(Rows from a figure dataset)
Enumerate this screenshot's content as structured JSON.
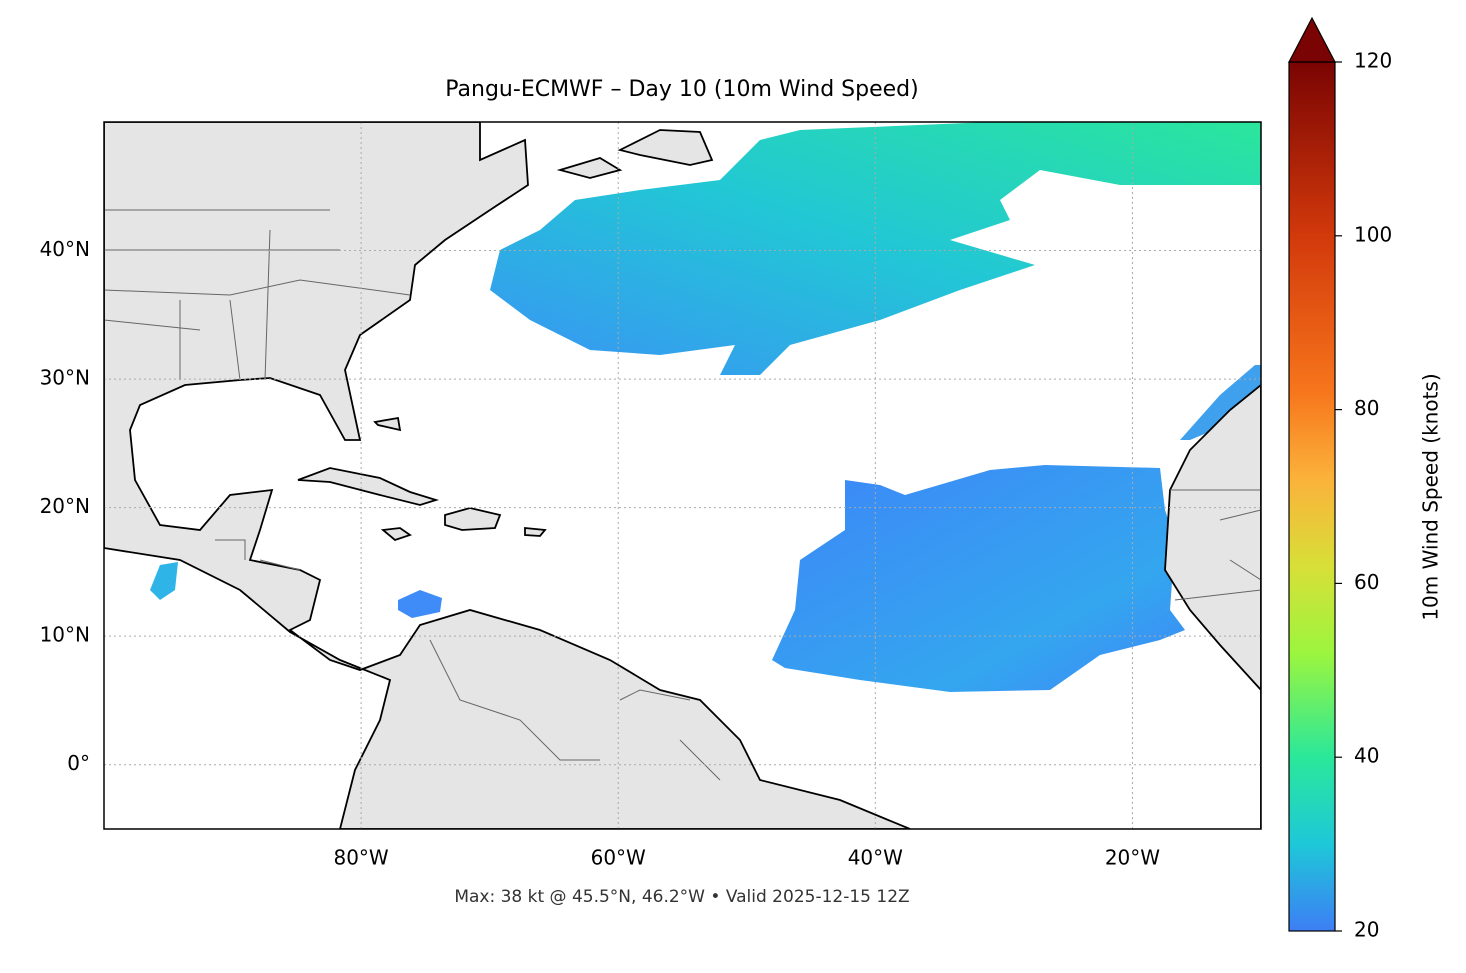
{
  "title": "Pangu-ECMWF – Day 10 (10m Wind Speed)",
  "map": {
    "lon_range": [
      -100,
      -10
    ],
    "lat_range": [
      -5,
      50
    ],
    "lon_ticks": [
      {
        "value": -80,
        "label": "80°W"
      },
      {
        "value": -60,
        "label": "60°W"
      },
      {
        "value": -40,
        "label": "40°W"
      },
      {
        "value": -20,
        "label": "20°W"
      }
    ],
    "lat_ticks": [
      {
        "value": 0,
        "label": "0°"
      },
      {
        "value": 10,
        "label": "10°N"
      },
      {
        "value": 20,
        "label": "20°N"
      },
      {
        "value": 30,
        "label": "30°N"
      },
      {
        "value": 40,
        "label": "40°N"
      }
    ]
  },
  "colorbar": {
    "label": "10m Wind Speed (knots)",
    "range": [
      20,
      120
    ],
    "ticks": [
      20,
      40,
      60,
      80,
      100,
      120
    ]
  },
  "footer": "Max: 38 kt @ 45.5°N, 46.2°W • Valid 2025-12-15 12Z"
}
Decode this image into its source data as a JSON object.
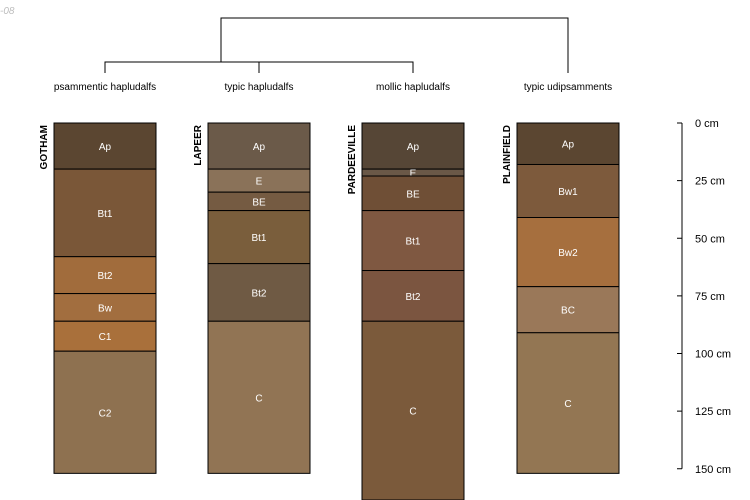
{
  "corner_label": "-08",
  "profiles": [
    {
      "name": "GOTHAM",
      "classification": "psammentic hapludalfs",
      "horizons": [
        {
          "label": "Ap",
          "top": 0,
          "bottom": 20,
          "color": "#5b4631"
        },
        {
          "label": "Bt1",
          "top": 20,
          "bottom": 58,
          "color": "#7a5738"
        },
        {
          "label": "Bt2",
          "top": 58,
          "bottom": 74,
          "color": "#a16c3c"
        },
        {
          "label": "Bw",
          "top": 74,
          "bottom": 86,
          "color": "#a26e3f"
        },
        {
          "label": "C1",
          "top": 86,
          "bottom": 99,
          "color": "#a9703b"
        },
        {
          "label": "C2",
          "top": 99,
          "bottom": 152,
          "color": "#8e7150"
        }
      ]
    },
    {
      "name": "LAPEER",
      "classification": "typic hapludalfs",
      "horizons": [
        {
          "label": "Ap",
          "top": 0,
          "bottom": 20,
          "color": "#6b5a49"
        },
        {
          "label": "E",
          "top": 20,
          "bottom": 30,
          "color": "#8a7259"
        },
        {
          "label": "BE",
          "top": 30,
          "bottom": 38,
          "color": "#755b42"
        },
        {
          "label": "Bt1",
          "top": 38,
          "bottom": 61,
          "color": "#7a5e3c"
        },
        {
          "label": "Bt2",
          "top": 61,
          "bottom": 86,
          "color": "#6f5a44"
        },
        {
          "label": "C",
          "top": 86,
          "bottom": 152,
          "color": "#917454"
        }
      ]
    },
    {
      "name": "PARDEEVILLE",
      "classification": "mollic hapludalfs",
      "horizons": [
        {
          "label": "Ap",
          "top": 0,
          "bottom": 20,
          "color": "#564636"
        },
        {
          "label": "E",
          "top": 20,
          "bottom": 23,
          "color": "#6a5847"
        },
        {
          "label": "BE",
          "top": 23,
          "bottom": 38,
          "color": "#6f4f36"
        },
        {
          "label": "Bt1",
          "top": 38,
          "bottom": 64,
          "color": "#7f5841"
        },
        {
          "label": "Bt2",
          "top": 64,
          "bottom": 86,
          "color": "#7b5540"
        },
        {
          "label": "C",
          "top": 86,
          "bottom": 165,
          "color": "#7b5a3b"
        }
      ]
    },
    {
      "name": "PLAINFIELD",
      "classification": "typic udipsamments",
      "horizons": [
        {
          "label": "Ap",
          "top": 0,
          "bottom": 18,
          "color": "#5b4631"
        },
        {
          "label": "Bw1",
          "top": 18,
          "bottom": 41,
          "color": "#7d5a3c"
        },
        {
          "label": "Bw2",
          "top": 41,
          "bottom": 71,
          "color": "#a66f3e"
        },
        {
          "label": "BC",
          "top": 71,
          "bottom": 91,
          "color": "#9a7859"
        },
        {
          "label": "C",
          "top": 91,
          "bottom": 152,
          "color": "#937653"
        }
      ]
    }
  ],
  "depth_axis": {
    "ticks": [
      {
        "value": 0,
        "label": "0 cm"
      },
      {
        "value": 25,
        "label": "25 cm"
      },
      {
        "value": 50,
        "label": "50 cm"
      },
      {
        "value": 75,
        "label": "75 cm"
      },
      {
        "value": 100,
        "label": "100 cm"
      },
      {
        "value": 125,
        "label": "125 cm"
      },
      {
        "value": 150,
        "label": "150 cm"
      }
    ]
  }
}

Work required
Strip the images and reproduce the remaining records precisely.

Solution for this task
Enumerate this screenshot's content as structured JSON.
{
  "title": "Pangu-ECMWF – Day 10 (10m Wind Speed)",
  "map": {
    "lon_range": [
      -100,
      -10
    ],
    "lat_range": [
      -5,
      50
    ],
    "lon_ticks": [
      {
        "value": -80,
        "label": "80°W"
      },
      {
        "value": -60,
        "label": "60°W"
      },
      {
        "value": -40,
        "label": "40°W"
      },
      {
        "value": -20,
        "label": "20°W"
      }
    ],
    "lat_ticks": [
      {
        "value": 0,
        "label": "0°"
      },
      {
        "value": 10,
        "label": "10°N"
      },
      {
        "value": 20,
        "label": "20°N"
      },
      {
        "value": 30,
        "label": "30°N"
      },
      {
        "value": 40,
        "label": "40°N"
      }
    ]
  },
  "colorbar": {
    "label": "10m Wind Speed (knots)",
    "range": [
      20,
      120
    ],
    "ticks": [
      20,
      40,
      60,
      80,
      100,
      120
    ]
  },
  "footer": "Max: 38 kt @ 45.5°N, 46.2°W • Valid 2025-12-15 12Z"
}
Decode this image into its source data as a JSON object.
{
  "corner_label": "-08",
  "profiles": [
    {
      "name": "GOTHAM",
      "classification": "psammentic hapludalfs",
      "horizons": [
        {
          "label": "Ap",
          "top": 0,
          "bottom": 20,
          "color": "#5b4631"
        },
        {
          "label": "Bt1",
          "top": 20,
          "bottom": 58,
          "color": "#7a5738"
        },
        {
          "label": "Bt2",
          "top": 58,
          "bottom": 74,
          "color": "#a16c3c"
        },
        {
          "label": "Bw",
          "top": 74,
          "bottom": 86,
          "color": "#a26e3f"
        },
        {
          "label": "C1",
          "top": 86,
          "bottom": 99,
          "color": "#a9703b"
        },
        {
          "label": "C2",
          "top": 99,
          "bottom": 152,
          "color": "#8e7150"
        }
      ]
    },
    {
      "name": "LAPEER",
      "classification": "typic hapludalfs",
      "horizons": [
        {
          "label": "Ap",
          "top": 0,
          "bottom": 20,
          "color": "#6b5a49"
        },
        {
          "label": "E",
          "top": 20,
          "bottom": 30,
          "color": "#8a7259"
        },
        {
          "label": "BE",
          "top": 30,
          "bottom": 38,
          "color": "#755b42"
        },
        {
          "label": "Bt1",
          "top": 38,
          "bottom": 61,
          "color": "#7a5e3c"
        },
        {
          "label": "Bt2",
          "top": 61,
          "bottom": 86,
          "color": "#6f5a44"
        },
        {
          "label": "C",
          "top": 86,
          "bottom": 152,
          "color": "#917454"
        }
      ]
    },
    {
      "name": "PARDEEVILLE",
      "classification": "mollic hapludalfs",
      "horizons": [
        {
          "label": "Ap",
          "top": 0,
          "bottom": 20,
          "color": "#564636"
        },
        {
          "label": "E",
          "top": 20,
          "bottom": 23,
          "color": "#6a5847"
        },
        {
          "label": "BE",
          "top": 23,
          "bottom": 38,
          "color": "#6f4f36"
        },
        {
          "label": "Bt1",
          "top": 38,
          "bottom": 64,
          "color": "#7f5841"
        },
        {
          "label": "Bt2",
          "top": 64,
          "bottom": 86,
          "color": "#7b5540"
        },
        {
          "label": "C",
          "top": 86,
          "bottom": 165,
          "color": "#7b5a3b"
        }
      ]
    },
    {
      "name": "PLAINFIELD",
      "classification": "typic udipsamments",
      "horizons": [
        {
          "label": "Ap",
          "top": 0,
          "bottom": 18,
          "color": "#5b4631"
        },
        {
          "label": "Bw1",
          "top": 18,
          "bottom": 41,
          "color": "#7d5a3c"
        },
        {
          "label": "Bw2",
          "top": 41,
          "bottom": 71,
          "color": "#a66f3e"
        },
        {
          "label": "BC",
          "top": 71,
          "bottom": 91,
          "color": "#9a7859"
        },
        {
          "label": "C",
          "top": 91,
          "bottom": 152,
          "color": "#937653"
        }
      ]
    }
  ],
  "depth_axis": {
    "ticks": [
      {
        "value": 0,
        "label": "0 cm"
      },
      {
        "value": 25,
        "label": "25 cm"
      },
      {
        "value": 50,
        "label": "50 cm"
      },
      {
        "value": 75,
        "label": "75 cm"
      },
      {
        "value": 100,
        "label": "100 cm"
      },
      {
        "value": 125,
        "label": "125 cm"
      },
      {
        "value": 150,
        "label": "150 cm"
      }
    ]
  }
}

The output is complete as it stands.